Problem requirements: Restate the full set of records exactly, word for word.

A run of records:
____
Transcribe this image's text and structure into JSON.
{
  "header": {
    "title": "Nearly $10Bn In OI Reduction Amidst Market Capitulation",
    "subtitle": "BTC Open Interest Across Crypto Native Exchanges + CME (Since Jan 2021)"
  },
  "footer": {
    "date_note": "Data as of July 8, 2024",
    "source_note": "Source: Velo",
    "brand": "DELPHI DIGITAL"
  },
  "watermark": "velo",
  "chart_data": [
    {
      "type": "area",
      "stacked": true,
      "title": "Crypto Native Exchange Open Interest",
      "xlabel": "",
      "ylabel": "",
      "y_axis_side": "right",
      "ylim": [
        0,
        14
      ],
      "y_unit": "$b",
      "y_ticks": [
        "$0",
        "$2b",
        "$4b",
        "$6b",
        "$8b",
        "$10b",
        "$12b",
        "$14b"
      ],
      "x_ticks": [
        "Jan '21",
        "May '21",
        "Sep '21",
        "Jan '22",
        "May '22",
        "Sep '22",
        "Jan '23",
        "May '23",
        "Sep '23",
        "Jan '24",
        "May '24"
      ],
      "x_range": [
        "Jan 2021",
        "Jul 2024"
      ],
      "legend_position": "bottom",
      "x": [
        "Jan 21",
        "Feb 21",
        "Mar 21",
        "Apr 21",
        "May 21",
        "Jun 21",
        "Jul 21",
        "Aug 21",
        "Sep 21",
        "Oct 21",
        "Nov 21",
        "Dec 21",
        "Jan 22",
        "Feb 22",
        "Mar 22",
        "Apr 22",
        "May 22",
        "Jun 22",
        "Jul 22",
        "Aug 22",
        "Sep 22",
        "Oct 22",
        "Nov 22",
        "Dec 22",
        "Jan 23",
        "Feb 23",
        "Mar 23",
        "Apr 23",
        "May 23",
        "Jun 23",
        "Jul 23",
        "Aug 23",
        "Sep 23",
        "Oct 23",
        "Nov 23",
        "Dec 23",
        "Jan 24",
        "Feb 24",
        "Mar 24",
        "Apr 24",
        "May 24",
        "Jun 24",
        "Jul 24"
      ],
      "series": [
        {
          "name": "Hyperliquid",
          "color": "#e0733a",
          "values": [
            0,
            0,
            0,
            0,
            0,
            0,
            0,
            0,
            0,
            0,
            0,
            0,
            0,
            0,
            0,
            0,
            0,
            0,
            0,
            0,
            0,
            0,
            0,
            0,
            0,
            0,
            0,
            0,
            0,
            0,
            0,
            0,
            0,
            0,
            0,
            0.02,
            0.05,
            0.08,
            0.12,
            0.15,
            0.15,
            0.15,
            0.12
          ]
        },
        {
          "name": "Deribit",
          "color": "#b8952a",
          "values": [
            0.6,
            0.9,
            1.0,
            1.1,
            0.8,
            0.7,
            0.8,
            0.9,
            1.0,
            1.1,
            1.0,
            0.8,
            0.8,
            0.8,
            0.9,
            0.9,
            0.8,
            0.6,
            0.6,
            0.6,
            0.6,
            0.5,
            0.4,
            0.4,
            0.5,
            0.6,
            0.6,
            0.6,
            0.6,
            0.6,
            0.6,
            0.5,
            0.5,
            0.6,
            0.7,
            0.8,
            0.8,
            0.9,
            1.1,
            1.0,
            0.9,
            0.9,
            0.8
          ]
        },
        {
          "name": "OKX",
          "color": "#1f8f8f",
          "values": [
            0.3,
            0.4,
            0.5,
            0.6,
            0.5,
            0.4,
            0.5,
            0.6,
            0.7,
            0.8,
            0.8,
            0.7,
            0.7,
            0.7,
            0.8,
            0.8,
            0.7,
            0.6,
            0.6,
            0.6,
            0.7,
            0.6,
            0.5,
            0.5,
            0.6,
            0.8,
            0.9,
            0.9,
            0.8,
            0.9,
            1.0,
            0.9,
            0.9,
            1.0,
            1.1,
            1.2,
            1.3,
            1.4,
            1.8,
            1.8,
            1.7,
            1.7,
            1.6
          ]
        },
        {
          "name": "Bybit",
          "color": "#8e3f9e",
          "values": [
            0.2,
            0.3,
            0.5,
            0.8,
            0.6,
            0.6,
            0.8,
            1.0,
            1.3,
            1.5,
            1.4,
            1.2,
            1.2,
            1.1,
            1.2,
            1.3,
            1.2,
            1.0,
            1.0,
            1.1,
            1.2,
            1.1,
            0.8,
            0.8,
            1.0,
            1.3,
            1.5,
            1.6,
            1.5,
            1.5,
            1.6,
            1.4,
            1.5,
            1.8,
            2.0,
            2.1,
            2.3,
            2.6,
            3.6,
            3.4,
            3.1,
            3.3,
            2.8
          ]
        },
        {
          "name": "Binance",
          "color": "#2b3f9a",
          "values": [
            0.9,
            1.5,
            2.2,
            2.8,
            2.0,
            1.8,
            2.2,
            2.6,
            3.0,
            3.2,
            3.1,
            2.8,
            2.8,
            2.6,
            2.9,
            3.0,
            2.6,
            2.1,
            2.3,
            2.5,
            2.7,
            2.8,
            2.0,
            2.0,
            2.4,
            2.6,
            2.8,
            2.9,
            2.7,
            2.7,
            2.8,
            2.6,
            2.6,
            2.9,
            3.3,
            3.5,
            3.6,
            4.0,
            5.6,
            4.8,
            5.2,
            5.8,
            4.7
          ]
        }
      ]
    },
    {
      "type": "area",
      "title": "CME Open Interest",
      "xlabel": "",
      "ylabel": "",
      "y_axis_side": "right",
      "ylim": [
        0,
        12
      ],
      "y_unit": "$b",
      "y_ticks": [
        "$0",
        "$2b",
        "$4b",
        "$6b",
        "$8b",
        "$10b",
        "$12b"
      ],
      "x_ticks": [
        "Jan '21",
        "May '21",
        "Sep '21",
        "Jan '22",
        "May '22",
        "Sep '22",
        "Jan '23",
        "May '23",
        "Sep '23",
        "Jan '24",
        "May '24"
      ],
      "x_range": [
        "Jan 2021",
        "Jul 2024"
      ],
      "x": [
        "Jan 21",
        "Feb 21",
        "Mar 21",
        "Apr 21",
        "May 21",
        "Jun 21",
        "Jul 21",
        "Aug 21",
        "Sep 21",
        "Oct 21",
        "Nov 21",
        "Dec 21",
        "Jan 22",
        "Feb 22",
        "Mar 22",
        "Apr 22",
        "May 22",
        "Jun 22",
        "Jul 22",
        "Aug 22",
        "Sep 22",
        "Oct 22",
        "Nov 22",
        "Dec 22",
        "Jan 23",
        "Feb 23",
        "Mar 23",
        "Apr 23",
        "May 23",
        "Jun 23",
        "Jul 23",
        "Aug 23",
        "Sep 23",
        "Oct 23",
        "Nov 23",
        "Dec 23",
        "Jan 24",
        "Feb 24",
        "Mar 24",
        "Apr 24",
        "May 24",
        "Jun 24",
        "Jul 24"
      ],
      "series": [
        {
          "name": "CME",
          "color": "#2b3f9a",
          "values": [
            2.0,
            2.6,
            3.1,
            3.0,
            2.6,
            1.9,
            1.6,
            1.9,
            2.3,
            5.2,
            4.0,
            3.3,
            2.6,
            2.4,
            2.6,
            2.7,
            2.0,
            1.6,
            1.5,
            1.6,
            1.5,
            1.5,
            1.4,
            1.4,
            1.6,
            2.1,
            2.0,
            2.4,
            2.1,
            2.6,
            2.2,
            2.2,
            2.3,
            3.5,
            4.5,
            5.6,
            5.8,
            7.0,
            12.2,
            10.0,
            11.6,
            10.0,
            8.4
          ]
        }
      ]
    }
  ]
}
____
Finished exercise:
Transcribe this image's text and structure into JSON.
{
  "header": {
    "title": "Nearly $10Bn In OI Reduction Amidst Market Capitulation",
    "subtitle": "BTC Open Interest Across Crypto Native Exchanges + CME (Since Jan 2021)"
  },
  "footer": {
    "date_note": "Data as of July 8, 2024",
    "source_note": "Source: Velo",
    "brand": "DELPHI DIGITAL"
  },
  "watermark": "velo",
  "chart_data": [
    {
      "type": "area",
      "stacked": true,
      "title": "Crypto Native Exchange Open Interest",
      "xlabel": "",
      "ylabel": "",
      "y_axis_side": "right",
      "ylim": [
        0,
        14
      ],
      "y_unit": "$b",
      "y_ticks": [
        "$0",
        "$2b",
        "$4b",
        "$6b",
        "$8b",
        "$10b",
        "$12b",
        "$14b"
      ],
      "x_ticks": [
        "Jan '21",
        "May '21",
        "Sep '21",
        "Jan '22",
        "May '22",
        "Sep '22",
        "Jan '23",
        "May '23",
        "Sep '23",
        "Jan '24",
        "May '24"
      ],
      "x_range": [
        "Jan 2021",
        "Jul 2024"
      ],
      "legend_position": "bottom",
      "x": [
        "Jan 21",
        "Feb 21",
        "Mar 21",
        "Apr 21",
        "May 21",
        "Jun 21",
        "Jul 21",
        "Aug 21",
        "Sep 21",
        "Oct 21",
        "Nov 21",
        "Dec 21",
        "Jan 22",
        "Feb 22",
        "Mar 22",
        "Apr 22",
        "May 22",
        "Jun 22",
        "Jul 22",
        "Aug 22",
        "Sep 22",
        "Oct 22",
        "Nov 22",
        "Dec 22",
        "Jan 23",
        "Feb 23",
        "Mar 23",
        "Apr 23",
        "May 23",
        "Jun 23",
        "Jul 23",
        "Aug 23",
        "Sep 23",
        "Oct 23",
        "Nov 23",
        "Dec 23",
        "Jan 24",
        "Feb 24",
        "Mar 24",
        "Apr 24",
        "May 24",
        "Jun 24",
        "Jul 24"
      ],
      "series": [
        {
          "name": "Hyperliquid",
          "color": "#e0733a",
          "values": [
            0,
            0,
            0,
            0,
            0,
            0,
            0,
            0,
            0,
            0,
            0,
            0,
            0,
            0,
            0,
            0,
            0,
            0,
            0,
            0,
            0,
            0,
            0,
            0,
            0,
            0,
            0,
            0,
            0,
            0,
            0,
            0,
            0,
            0,
            0,
            0.02,
            0.05,
            0.08,
            0.12,
            0.15,
            0.15,
            0.15,
            0.12
          ]
        },
        {
          "name": "Deribit",
          "color": "#b8952a",
          "values": [
            0.6,
            0.9,
            1.0,
            1.1,
            0.8,
            0.7,
            0.8,
            0.9,
            1.0,
            1.1,
            1.0,
            0.8,
            0.8,
            0.8,
            0.9,
            0.9,
            0.8,
            0.6,
            0.6,
            0.6,
            0.6,
            0.5,
            0.4,
            0.4,
            0.5,
            0.6,
            0.6,
            0.6,
            0.6,
            0.6,
            0.6,
            0.5,
            0.5,
            0.6,
            0.7,
            0.8,
            0.8,
            0.9,
            1.1,
            1.0,
            0.9,
            0.9,
            0.8
          ]
        },
        {
          "name": "OKX",
          "color": "#1f8f8f",
          "values": [
            0.3,
            0.4,
            0.5,
            0.6,
            0.5,
            0.4,
            0.5,
            0.6,
            0.7,
            0.8,
            0.8,
            0.7,
            0.7,
            0.7,
            0.8,
            0.8,
            0.7,
            0.6,
            0.6,
            0.6,
            0.7,
            0.6,
            0.5,
            0.5,
            0.6,
            0.8,
            0.9,
            0.9,
            0.8,
            0.9,
            1.0,
            0.9,
            0.9,
            1.0,
            1.1,
            1.2,
            1.3,
            1.4,
            1.8,
            1.8,
            1.7,
            1.7,
            1.6
          ]
        },
        {
          "name": "Bybit",
          "color": "#8e3f9e",
          "values": [
            0.2,
            0.3,
            0.5,
            0.8,
            0.6,
            0.6,
            0.8,
            1.0,
            1.3,
            1.5,
            1.4,
            1.2,
            1.2,
            1.1,
            1.2,
            1.3,
            1.2,
            1.0,
            1.0,
            1.1,
            1.2,
            1.1,
            0.8,
            0.8,
            1.0,
            1.3,
            1.5,
            1.6,
            1.5,
            1.5,
            1.6,
            1.4,
            1.5,
            1.8,
            2.0,
            2.1,
            2.3,
            2.6,
            3.6,
            3.4,
            3.1,
            3.3,
            2.8
          ]
        },
        {
          "name": "Binance",
          "color": "#2b3f9a",
          "values": [
            0.9,
            1.5,
            2.2,
            2.8,
            2.0,
            1.8,
            2.2,
            2.6,
            3.0,
            3.2,
            3.1,
            2.8,
            2.8,
            2.6,
            2.9,
            3.0,
            2.6,
            2.1,
            2.3,
            2.5,
            2.7,
            2.8,
            2.0,
            2.0,
            2.4,
            2.6,
            2.8,
            2.9,
            2.7,
            2.7,
            2.8,
            2.6,
            2.6,
            2.9,
            3.3,
            3.5,
            3.6,
            4.0,
            5.6,
            4.8,
            5.2,
            5.8,
            4.7
          ]
        }
      ]
    },
    {
      "type": "area",
      "title": "CME Open Interest",
      "xlabel": "",
      "ylabel": "",
      "y_axis_side": "right",
      "ylim": [
        0,
        12
      ],
      "y_unit": "$b",
      "y_ticks": [
        "$0",
        "$2b",
        "$4b",
        "$6b",
        "$8b",
        "$10b",
        "$12b"
      ],
      "x_ticks": [
        "Jan '21",
        "May '21",
        "Sep '21",
        "Jan '22",
        "May '22",
        "Sep '22",
        "Jan '23",
        "May '23",
        "Sep '23",
        "Jan '24",
        "May '24"
      ],
      "x_range": [
        "Jan 2021",
        "Jul 2024"
      ],
      "x": [
        "Jan 21",
        "Feb 21",
        "Mar 21",
        "Apr 21",
        "May 21",
        "Jun 21",
        "Jul 21",
        "Aug 21",
        "Sep 21",
        "Oct 21",
        "Nov 21",
        "Dec 21",
        "Jan 22",
        "Feb 22",
        "Mar 22",
        "Apr 22",
        "May 22",
        "Jun 22",
        "Jul 22",
        "Aug 22",
        "Sep 22",
        "Oct 22",
        "Nov 22",
        "Dec 22",
        "Jan 23",
        "Feb 23",
        "Mar 23",
        "Apr 23",
        "May 23",
        "Jun 23",
        "Jul 23",
        "Aug 23",
        "Sep 23",
        "Oct 23",
        "Nov 23",
        "Dec 23",
        "Jan 24",
        "Feb 24",
        "Mar 24",
        "Apr 24",
        "May 24",
        "Jun 24",
        "Jul 24"
      ],
      "series": [
        {
          "name": "CME",
          "color": "#2b3f9a",
          "values": [
            2.0,
            2.6,
            3.1,
            3.0,
            2.6,
            1.9,
            1.6,
            1.9,
            2.3,
            5.2,
            4.0,
            3.3,
            2.6,
            2.4,
            2.6,
            2.7,
            2.0,
            1.6,
            1.5,
            1.6,
            1.5,
            1.5,
            1.4,
            1.4,
            1.6,
            2.1,
            2.0,
            2.4,
            2.1,
            2.6,
            2.2,
            2.2,
            2.3,
            3.5,
            4.5,
            5.6,
            5.8,
            7.0,
            12.2,
            10.0,
            11.6,
            10.0,
            8.4
          ]
        }
      ]
    }
  ]
}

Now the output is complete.